### [Given problem]
Check each line of the data below for the word "деревянные", then extract the ones that have it.
--- Start of Exercise materials ---
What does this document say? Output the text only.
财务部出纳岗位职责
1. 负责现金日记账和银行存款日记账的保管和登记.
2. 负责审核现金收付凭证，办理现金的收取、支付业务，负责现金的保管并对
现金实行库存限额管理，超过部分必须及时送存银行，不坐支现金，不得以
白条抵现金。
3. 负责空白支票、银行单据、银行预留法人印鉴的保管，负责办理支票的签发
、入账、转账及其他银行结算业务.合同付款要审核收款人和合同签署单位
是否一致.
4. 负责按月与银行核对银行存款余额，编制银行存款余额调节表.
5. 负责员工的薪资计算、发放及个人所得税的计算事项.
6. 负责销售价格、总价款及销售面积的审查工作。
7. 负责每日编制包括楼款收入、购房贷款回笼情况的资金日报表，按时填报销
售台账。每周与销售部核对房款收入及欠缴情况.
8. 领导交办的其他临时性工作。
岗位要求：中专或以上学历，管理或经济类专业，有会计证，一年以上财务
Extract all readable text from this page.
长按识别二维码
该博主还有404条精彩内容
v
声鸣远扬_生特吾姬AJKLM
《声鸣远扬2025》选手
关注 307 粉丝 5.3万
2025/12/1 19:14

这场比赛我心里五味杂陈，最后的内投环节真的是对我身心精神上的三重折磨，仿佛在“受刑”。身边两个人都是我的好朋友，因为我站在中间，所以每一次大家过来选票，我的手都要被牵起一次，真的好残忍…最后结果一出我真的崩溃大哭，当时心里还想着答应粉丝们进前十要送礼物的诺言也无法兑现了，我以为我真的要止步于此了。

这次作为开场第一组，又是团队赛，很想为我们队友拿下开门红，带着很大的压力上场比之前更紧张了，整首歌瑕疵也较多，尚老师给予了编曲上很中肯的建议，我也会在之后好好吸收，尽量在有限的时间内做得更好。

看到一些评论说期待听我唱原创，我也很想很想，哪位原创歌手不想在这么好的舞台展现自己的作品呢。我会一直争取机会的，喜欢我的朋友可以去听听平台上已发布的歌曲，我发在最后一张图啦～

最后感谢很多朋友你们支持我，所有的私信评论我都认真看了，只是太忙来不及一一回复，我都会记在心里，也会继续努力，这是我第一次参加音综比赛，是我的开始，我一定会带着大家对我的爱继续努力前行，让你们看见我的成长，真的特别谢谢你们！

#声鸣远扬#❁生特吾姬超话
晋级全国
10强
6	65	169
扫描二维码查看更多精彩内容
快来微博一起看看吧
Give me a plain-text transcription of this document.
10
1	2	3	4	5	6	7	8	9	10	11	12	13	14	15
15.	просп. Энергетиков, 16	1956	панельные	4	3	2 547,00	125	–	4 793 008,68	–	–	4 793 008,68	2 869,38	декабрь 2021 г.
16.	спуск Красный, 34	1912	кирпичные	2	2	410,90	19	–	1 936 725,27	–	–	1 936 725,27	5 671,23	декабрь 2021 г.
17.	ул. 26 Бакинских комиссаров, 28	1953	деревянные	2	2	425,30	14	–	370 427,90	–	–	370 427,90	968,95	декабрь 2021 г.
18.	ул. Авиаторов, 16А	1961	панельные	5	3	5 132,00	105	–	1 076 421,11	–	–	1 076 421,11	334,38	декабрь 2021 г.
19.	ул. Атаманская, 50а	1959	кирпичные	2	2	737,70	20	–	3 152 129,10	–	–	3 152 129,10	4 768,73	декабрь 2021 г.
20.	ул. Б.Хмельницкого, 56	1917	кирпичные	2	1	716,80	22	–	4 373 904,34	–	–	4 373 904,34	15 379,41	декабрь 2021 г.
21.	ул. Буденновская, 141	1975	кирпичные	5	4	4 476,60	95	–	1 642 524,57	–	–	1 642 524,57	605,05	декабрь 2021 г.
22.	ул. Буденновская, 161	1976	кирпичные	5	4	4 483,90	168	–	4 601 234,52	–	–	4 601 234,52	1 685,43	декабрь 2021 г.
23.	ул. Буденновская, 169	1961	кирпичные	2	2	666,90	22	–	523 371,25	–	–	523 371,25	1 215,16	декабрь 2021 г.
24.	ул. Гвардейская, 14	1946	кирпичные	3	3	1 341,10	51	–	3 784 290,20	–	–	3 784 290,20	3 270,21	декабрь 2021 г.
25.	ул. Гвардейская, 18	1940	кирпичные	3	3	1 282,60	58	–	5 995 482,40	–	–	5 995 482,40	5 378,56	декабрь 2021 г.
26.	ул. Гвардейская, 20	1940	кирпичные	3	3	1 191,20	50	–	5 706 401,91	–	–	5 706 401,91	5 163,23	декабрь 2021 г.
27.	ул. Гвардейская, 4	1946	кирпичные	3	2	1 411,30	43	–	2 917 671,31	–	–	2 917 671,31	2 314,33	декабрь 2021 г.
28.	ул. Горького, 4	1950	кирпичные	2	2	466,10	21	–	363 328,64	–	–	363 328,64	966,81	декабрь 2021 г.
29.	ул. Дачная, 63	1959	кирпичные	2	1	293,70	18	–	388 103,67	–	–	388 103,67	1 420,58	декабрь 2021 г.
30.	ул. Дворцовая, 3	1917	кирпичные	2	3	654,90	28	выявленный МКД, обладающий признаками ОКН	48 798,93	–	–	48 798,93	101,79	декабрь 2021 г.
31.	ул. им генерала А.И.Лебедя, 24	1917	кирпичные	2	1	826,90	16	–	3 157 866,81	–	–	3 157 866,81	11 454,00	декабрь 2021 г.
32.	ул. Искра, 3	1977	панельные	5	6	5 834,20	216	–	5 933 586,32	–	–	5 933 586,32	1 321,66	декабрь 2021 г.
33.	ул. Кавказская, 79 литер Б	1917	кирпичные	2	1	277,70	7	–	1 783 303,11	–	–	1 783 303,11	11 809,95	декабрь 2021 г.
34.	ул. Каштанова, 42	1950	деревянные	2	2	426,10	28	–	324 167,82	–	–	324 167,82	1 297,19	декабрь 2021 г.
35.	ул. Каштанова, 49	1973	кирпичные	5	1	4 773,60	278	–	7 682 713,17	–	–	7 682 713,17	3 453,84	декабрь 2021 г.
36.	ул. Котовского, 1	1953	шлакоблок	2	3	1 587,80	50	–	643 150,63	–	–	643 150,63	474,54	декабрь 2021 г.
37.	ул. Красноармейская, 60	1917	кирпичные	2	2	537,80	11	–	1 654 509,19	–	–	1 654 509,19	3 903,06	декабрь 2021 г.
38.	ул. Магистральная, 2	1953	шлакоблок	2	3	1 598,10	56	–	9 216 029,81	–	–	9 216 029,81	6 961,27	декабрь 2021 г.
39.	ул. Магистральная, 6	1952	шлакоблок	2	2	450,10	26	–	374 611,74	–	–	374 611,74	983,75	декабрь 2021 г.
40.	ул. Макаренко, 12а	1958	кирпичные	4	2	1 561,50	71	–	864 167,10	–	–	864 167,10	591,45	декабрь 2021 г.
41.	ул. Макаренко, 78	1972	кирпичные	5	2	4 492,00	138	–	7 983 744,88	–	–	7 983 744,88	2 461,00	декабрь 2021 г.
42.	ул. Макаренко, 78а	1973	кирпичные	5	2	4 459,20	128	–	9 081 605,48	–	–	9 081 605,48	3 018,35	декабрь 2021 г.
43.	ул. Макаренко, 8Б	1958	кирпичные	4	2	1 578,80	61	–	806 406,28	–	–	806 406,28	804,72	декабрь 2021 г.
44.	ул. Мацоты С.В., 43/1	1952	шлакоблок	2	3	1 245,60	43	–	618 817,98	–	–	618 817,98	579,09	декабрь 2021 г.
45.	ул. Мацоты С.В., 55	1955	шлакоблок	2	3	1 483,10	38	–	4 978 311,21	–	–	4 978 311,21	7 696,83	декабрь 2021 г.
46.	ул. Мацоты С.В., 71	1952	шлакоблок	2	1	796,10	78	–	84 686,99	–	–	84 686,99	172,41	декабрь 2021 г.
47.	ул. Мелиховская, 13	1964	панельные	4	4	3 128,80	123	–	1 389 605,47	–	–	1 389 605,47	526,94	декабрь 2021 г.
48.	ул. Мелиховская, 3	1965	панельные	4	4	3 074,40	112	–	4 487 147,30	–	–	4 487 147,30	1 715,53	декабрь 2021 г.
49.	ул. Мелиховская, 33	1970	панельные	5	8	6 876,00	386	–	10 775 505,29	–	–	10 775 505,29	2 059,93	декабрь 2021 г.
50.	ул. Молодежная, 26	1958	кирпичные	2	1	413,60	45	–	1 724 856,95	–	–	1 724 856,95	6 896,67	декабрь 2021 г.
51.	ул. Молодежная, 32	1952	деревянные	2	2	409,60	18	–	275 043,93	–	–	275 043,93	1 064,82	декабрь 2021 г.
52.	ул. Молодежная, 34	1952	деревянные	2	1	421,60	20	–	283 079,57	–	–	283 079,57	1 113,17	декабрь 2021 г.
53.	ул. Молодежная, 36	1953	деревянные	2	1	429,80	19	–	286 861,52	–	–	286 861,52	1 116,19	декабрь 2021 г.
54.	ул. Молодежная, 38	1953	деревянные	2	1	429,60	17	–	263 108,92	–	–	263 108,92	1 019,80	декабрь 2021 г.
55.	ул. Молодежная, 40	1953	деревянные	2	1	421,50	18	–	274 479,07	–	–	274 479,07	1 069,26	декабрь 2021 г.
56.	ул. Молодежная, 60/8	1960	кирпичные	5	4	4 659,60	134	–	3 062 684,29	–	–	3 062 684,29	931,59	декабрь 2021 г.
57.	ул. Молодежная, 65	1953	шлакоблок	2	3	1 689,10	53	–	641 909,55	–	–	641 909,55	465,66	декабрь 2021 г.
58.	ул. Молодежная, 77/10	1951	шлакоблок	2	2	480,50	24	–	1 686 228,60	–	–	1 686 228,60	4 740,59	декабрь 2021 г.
--- End of Exercise materials ---
### [Solved exercise]
17.	ул. 26 Бакинских комиссаров, 28	1953	деревянные	2	2	425,30	14	–	370 427,90	–	–	370 427,90	968,95	декабрь 2021 г.
34.	ул. Каштанова, 42	1950	деревянные	2	2	426,10	28	–	324 167,82	–	–	324 167,82	1 297,19	декабрь 2021 г.
51.	ул. Молодежная, 32	1952	деревянные	2	2	409,60	18	–	275 043,93	–	–	275 043,93	1 064,82	декабрь 2021 г.
52.	ул. Молодежная, 34	1952	деревянные	2	1	421,60	20	–	283 079,57	–	–	283 079,57	1 113,17	декабрь 2021 г.
53.	ул. Молодежная, 36	1953	деревянные	2	1	429,80	19	–	286 861,52	–	–	286 861,52	1 116,19	декабрь 2021 г.
54.	ул. Молодежная, 38	1953	деревянные	2	1	429,60	17	–	263 108,92	–	–	263 108,92	1 019,80	декабрь 2021 г.
55.	ул. Молодежная, 40	1953	деревянные	2	1	421,50	18	–	274 479,07	–	–	274 479,07	1 069,26	декабрь 2021 г.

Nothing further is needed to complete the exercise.